Please give the entries again in full and exactly, without any picture.

Collected data entries
#####

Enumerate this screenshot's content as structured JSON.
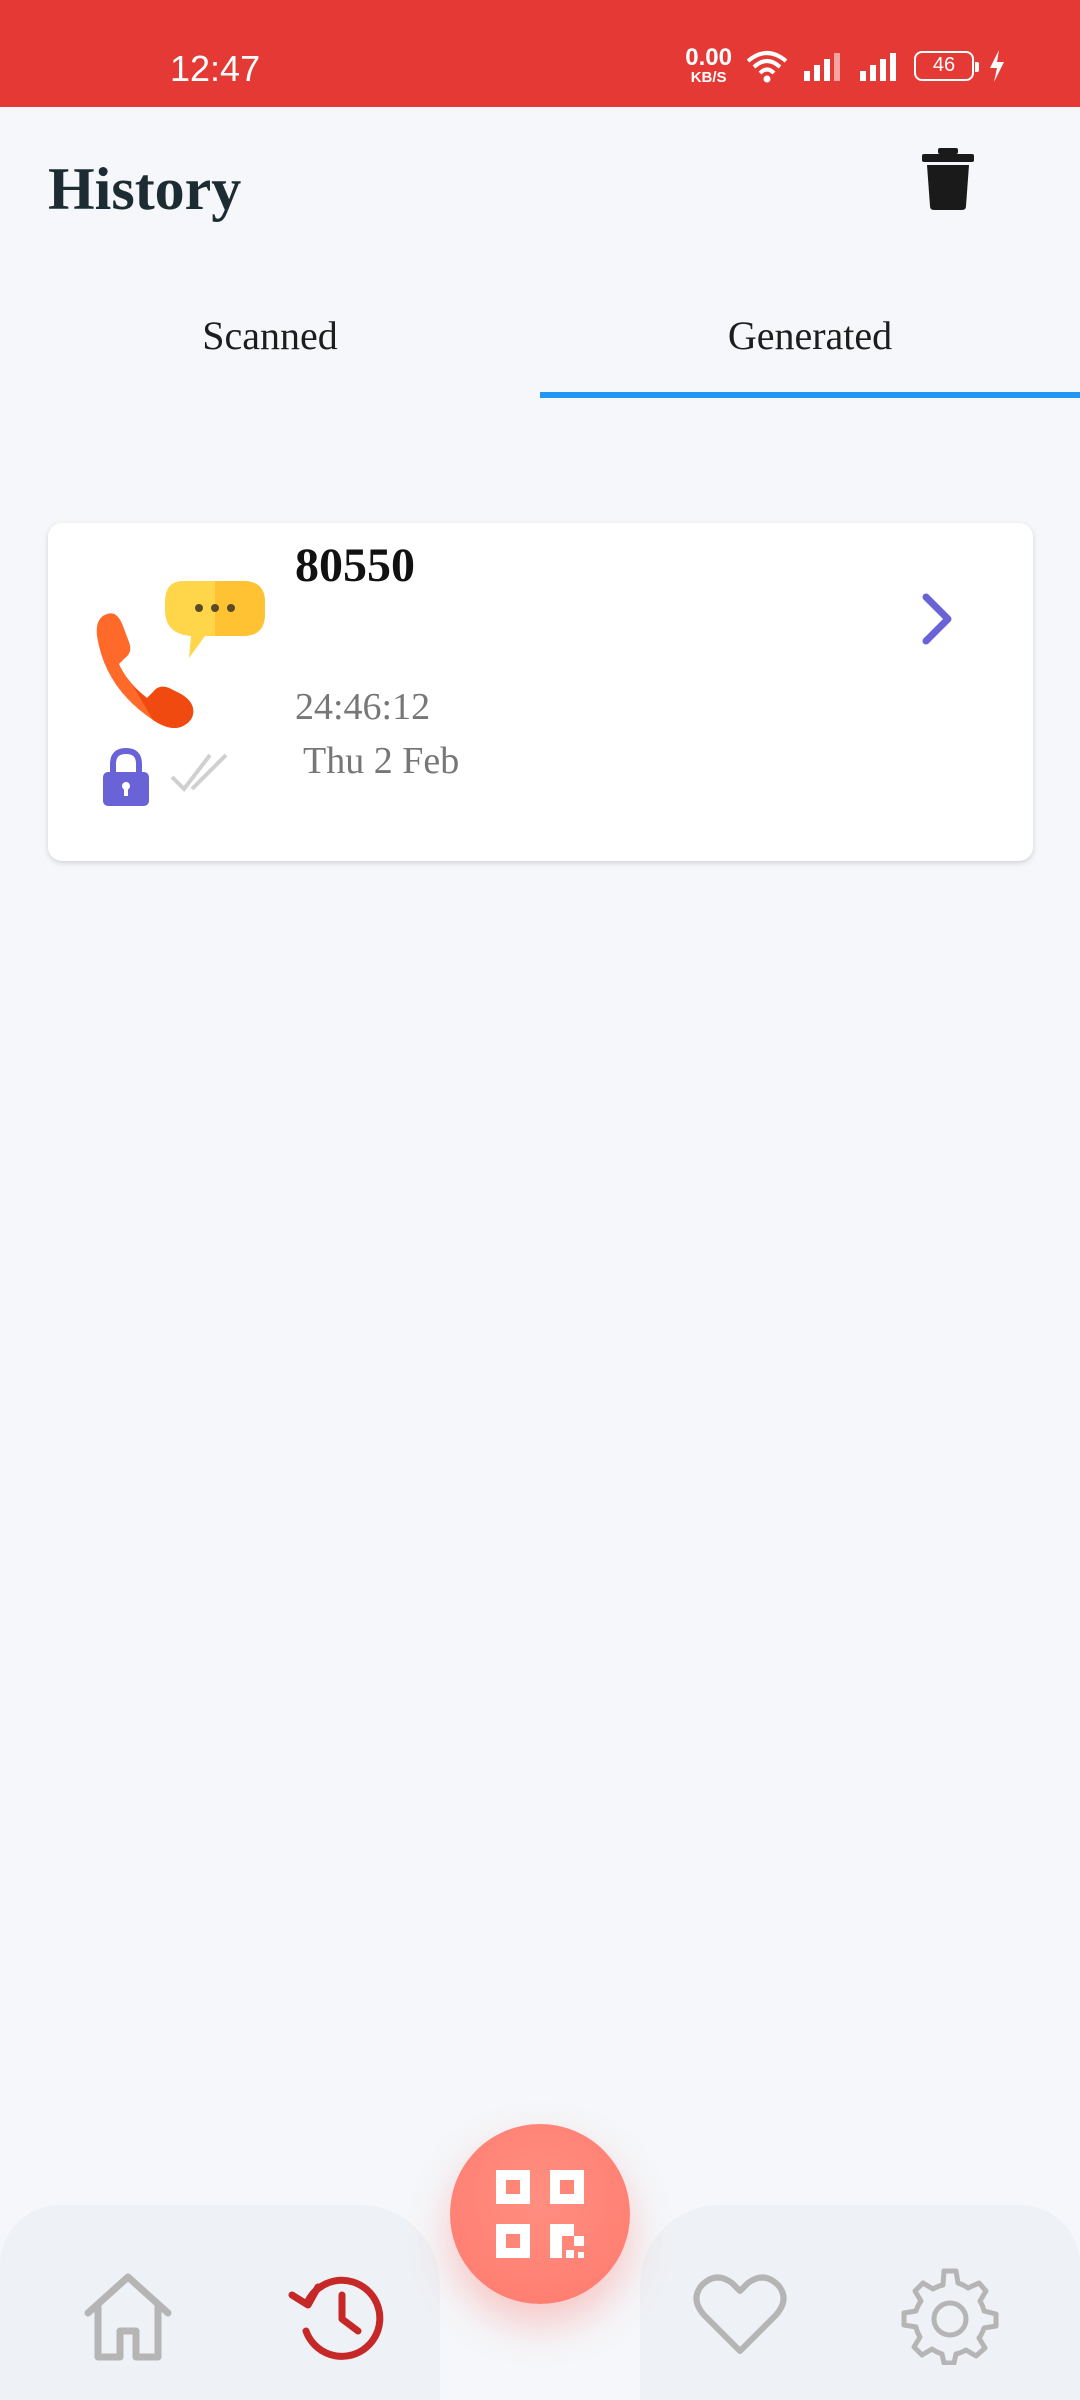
{
  "status_bar": {
    "time": "12:47",
    "net_speed_value": "0.00",
    "net_speed_unit": "KB/S",
    "battery": "46"
  },
  "header": {
    "title": "History"
  },
  "tabs": [
    {
      "label": "Scanned",
      "active": false
    },
    {
      "label": "Generated",
      "active": true
    }
  ],
  "history_items": [
    {
      "title": "80550",
      "time": "24:46:12",
      "date": "Thu 2 Feb",
      "type_icon": "phone-message-icon"
    }
  ],
  "colors": {
    "status_bar": "#e53935",
    "tab_indicator": "#2196f3",
    "fab": "#ff7a6e",
    "accent_purple": "#6a63d8",
    "active_nav": "#c62828"
  }
}
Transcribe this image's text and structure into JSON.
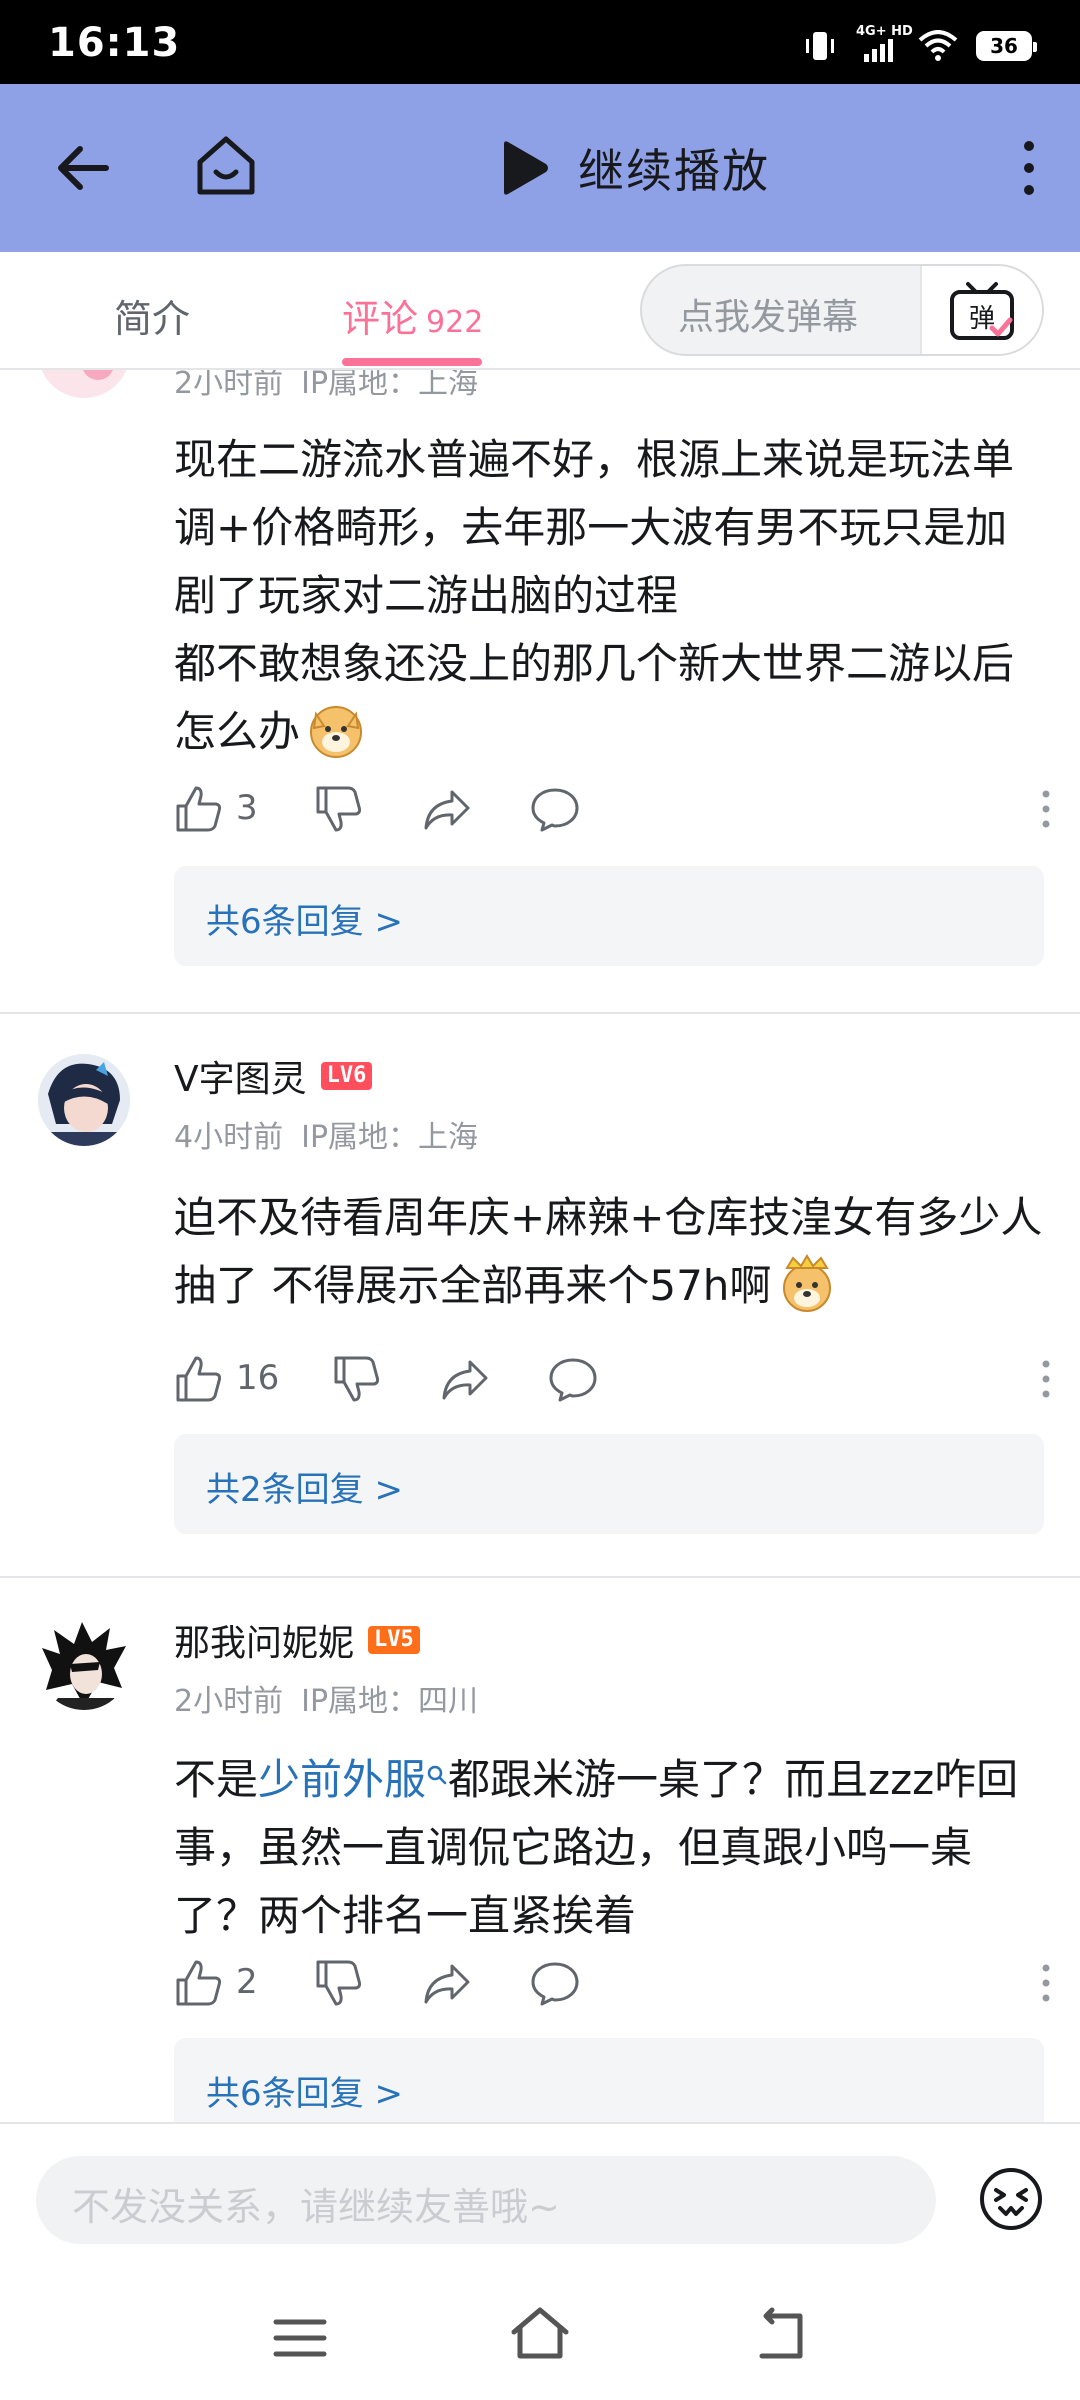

#####

### Result of the exercise
Enumerate this screenshot's content as structured JSON.
{
  "status_bar": {
    "time": "12:47",
    "net_speed_value": "0.00",
    "net_speed_unit": "KB/S",
    "battery": "46"
  },
  "header": {
    "title": "History"
  },
  "tabs": [
    {
      "label": "Scanned",
      "active": false
    },
    {
      "label": "Generated",
      "active": true
    }
  ],
  "history_items": [
    {
      "title": "80550",
      "time": "24:46:12",
      "date": "Thu 2 Feb",
      "type_icon": "phone-message-icon"
    }
  ],
  "colors": {
    "status_bar": "#e53935",
    "tab_indicator": "#2196f3",
    "fab": "#ff7a6e",
    "accent_purple": "#6a63d8",
    "active_nav": "#c62828"
  }
}
Transcribe this image's text and structure into JSON.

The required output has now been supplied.